Commissions of Inquiry
The shots were identified to have emanated from a nearby warehouse. Hours after the shooting police arrested one Lee Harvey Oswald, a warehouse employee, who also happened to be a former marine with links to the Soviet Union. Oswald was however was also killed by a Dallas resident known as Jack Ruby (Livingstone 56). All these dramatic events made many people ponder whether a conspiracy was at play. A commission was established by Kennedy’s successor, President Lyndon B. Johnson, to investigate the assassination. The commission was chaired by Earl Warren the then Supreme Court Chief Justice. After ten months, the commission came to a few conclusions regarding the JFK assassination. It cited that Lee Harvey Oswald indeed killed the president, acting alone and also that the Dallas resident; Jack Ruby acted alone when he slayed Oswald before he could stand trial (Poe and Kaiser 66). The findings however were received with great skepticism by the American public. Many could not come to terms how the assassin acted alone and how Jack Ruby’s action was not part of a cover-up plot.
Another commission, United States House Select Committee on Assassinations (HSCA) arrived at conclusions that contrasted the Warren Commission findings. The HSCA cited that the conspiracy might have been afoot in the assassination. Additionally, the HSCA pinpointed serious flaws in the original FBI investigation and the Warren report. The HSCA seemed to agree with the Warren team that “three shots were fired by Oswald, but there was a fourth shot which portended that there were two gunmen involved” (Poe and Kaiser 68). The HSCA findings were founded on acoustical information that was later disrepute. The commission, despite, its sensational claims did not identify any other group or person in the assassination besides Lee Harvey Oswald. It however exonerated Soviet Union, FBI, and organized crime from blame but could not explicitly say whether there was involvement of the groups’ individual members. The John Fitzgerald Kennedy assassination, to date, is still subject to immense debate spawning a great deal of conspiracy theories and possible alternative scenarios.

#### Supplied data
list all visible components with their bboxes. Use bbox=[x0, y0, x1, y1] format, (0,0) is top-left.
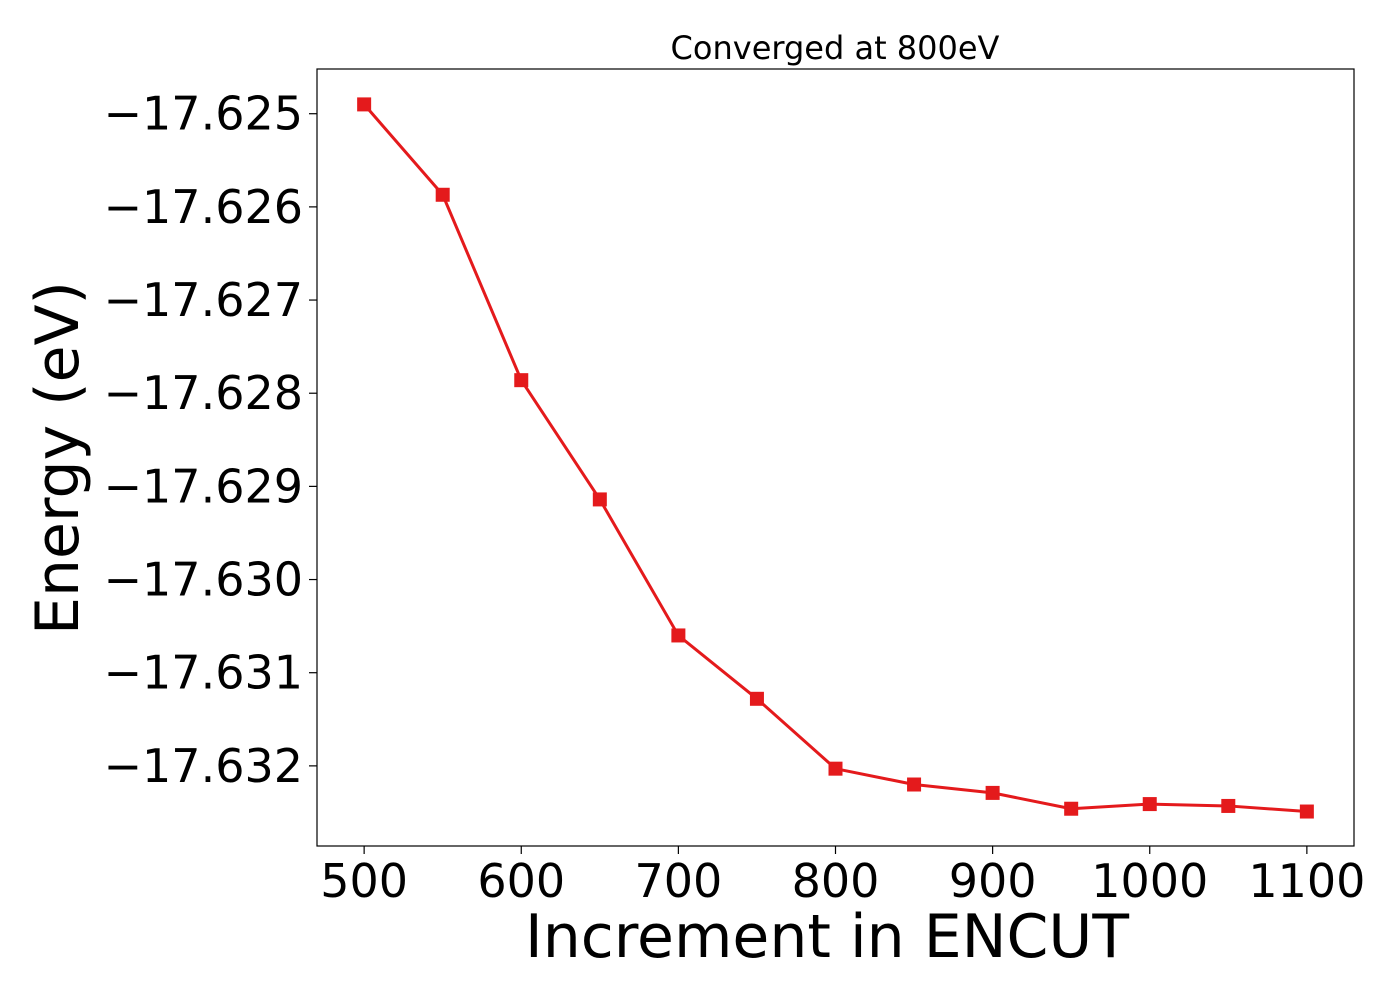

#### Problem to work on
In the text about the commissions that investigated the Kennedy assassination, which groups did the HSCA clear of blame? List each one.

#### Exercise response
- Soviet Union
- FBI
- organized crime